* WHAT IS ASKED
Every line of the listing must be reproduced as it stands. Leave the images behind.

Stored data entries
━━━━
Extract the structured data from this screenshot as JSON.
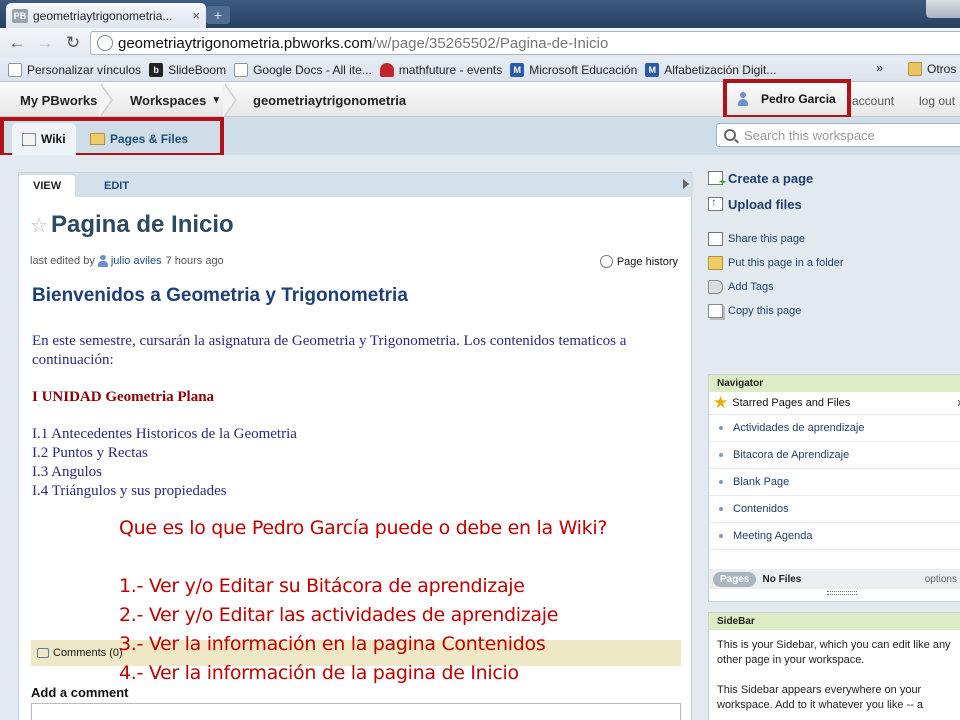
{
  "browser": {
    "tab_title": "geometriaytrigonometria...",
    "tab_favicon": "PB",
    "new_tab": "+",
    "url_host": "geometriaytrigonometria.pbworks.com",
    "url_path": "/w/page/35265502/Pagina-de-Inicio",
    "bookmarks": [
      {
        "label": "Personalizar vínculos",
        "icon": "page-icon"
      },
      {
        "label": "SlideBoom",
        "icon": "slideboom-icon"
      },
      {
        "label": "Google Docs - All ite...",
        "icon": "google-docs-icon"
      },
      {
        "label": "mathfuture - events",
        "icon": "mathfuture-icon"
      },
      {
        "label": "Microsoft Educación",
        "icon": "microsoft-icon"
      },
      {
        "label": "Alfabetización Digit...",
        "icon": "microsoft-icon"
      }
    ],
    "bookmarks_more": "»",
    "bookmarks_other": "Otros m"
  },
  "pbtop": {
    "brand": "My PBworks",
    "workspaces": "Workspaces",
    "workspace_name": "geometriaytrigonometria",
    "user": "Pedro Garcia",
    "account": "account",
    "logout": "log out"
  },
  "subbar": {
    "tab_wiki": "Wiki",
    "tab_pages": "Pages & Files",
    "search_placeholder": "Search this workspace"
  },
  "page": {
    "tab_view": "VIEW",
    "tab_edit": "EDIT",
    "title": "Pagina de Inicio",
    "last_edited_prefix": "last edited by",
    "last_edited_user": "julio aviles",
    "last_edited_time": "7 hours ago",
    "page_history": "Page history",
    "heading": "Bienvenidos a Geometria y Trigonometria",
    "intro": "En este semestre, cursarán la asignatura de Geometria y Trigonometria. Los contenidos tematicos a continuación:",
    "unit": "I UNIDAD  Geometria Plana",
    "topics": [
      "I.1 Antecedentes Historicos de la Geometria",
      "I.2 Puntos y Rectas",
      "I.3 Angulos",
      "I.4 Triángulos y sus propiedades"
    ],
    "comments": "Comments (0)",
    "add_comment": "Add a comment"
  },
  "overlay": {
    "question": "Que es lo que Pedro García puede o debe en la Wiki?",
    "items": [
      "1.- Ver y/o  Editar su Bitácora de aprendizaje",
      "2.- Ver y/o  Editar las actividades de aprendizaje",
      "3.- Ver la información en la pagina Contenidos",
      "4.- Ver la información de la pagina de Inicio"
    ],
    "color": "#c00000"
  },
  "actions": {
    "create_page": "Create a page",
    "upload_files": "Upload files",
    "share": "Share this page",
    "folder": "Put this page in a folder",
    "tags": "Add Tags",
    "copy": "Copy this page"
  },
  "navigator": {
    "header": "Navigator",
    "starred": "Starred Pages and Files",
    "close": "x",
    "items": [
      "Actividades de aprendizaje",
      "Bitacora de Aprendizaje",
      "Blank Page",
      "Contenidos",
      "Meeting Agenda"
    ],
    "pages_btn": "Pages",
    "no_files": "No Files",
    "options": "options"
  },
  "sidebar": {
    "header": "SideBar",
    "text1": "This is your Sidebar, which you can edit like any other page in your workspace.",
    "text2": "This Sidebar appears everywhere on your workspace. Add to it whatever you like -- a"
  },
  "colors": {
    "highlight_border": "#b01218",
    "page_title": "#2c4a64",
    "link": "#1f3f6a"
  }
}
━━━━
* EXERCISE ANSWER
Extract the structured data from this screenshot as JSON.
{
  "browser": {
    "tab_title": "geometriaytrigonometria...",
    "tab_favicon": "PB",
    "new_tab": "+",
    "url_host": "geometriaytrigonometria.pbworks.com",
    "url_path": "/w/page/35265502/Pagina-de-Inicio",
    "bookmarks": [
      {
        "label": "Personalizar vínculos",
        "icon": "page-icon"
      },
      {
        "label": "SlideBoom",
        "icon": "slideboom-icon"
      },
      {
        "label": "Google Docs - All ite...",
        "icon": "google-docs-icon"
      },
      {
        "label": "mathfuture - events",
        "icon": "mathfuture-icon"
      },
      {
        "label": "Microsoft Educación",
        "icon": "microsoft-icon"
      },
      {
        "label": "Alfabetización Digit...",
        "icon": "microsoft-icon"
      }
    ],
    "bookmarks_more": "»",
    "bookmarks_other": "Otros m"
  },
  "pbtop": {
    "brand": "My PBworks",
    "workspaces": "Workspaces",
    "workspace_name": "geometriaytrigonometria",
    "user": "Pedro Garcia",
    "account": "account",
    "logout": "log out"
  },
  "subbar": {
    "tab_wiki": "Wiki",
    "tab_pages": "Pages & Files",
    "search_placeholder": "Search this workspace"
  },
  "page": {
    "tab_view": "VIEW",
    "tab_edit": "EDIT",
    "title": "Pagina de Inicio",
    "last_edited_prefix": "last edited by",
    "last_edited_user": "julio aviles",
    "last_edited_time": "7 hours ago",
    "page_history": "Page history",
    "heading": "Bienvenidos a Geometria y Trigonometria",
    "intro": "En este semestre, cursarán la asignatura de Geometria y Trigonometria. Los contenidos tematicos a continuación:",
    "unit": "I UNIDAD  Geometria Plana",
    "topics": [
      "I.1 Antecedentes Historicos de la Geometria",
      "I.2 Puntos y Rectas",
      "I.3 Angulos",
      "I.4 Triángulos y sus propiedades"
    ],
    "comments": "Comments (0)",
    "add_comment": "Add a comment"
  },
  "overlay": {
    "question": "Que es lo que Pedro García puede o debe en la Wiki?",
    "items": [
      "1.- Ver y/o  Editar su Bitácora de aprendizaje",
      "2.- Ver y/o  Editar las actividades de aprendizaje",
      "3.- Ver la información en la pagina Contenidos",
      "4.- Ver la información de la pagina de Inicio"
    ],
    "color": "#c00000"
  },
  "actions": {
    "create_page": "Create a page",
    "upload_files": "Upload files",
    "share": "Share this page",
    "folder": "Put this page in a folder",
    "tags": "Add Tags",
    "copy": "Copy this page"
  },
  "navigator": {
    "header": "Navigator",
    "starred": "Starred Pages and Files",
    "close": "x",
    "items": [
      "Actividades de aprendizaje",
      "Bitacora de Aprendizaje",
      "Blank Page",
      "Contenidos",
      "Meeting Agenda"
    ],
    "pages_btn": "Pages",
    "no_files": "No Files",
    "options": "options"
  },
  "sidebar": {
    "header": "SideBar",
    "text1": "This is your Sidebar, which you can edit like any other page in your workspace.",
    "text2": "This Sidebar appears everywhere on your workspace. Add to it whatever you like -- a"
  },
  "colors": {
    "highlight_border": "#b01218",
    "page_title": "#2c4a64",
    "link": "#1f3f6a"
  }
}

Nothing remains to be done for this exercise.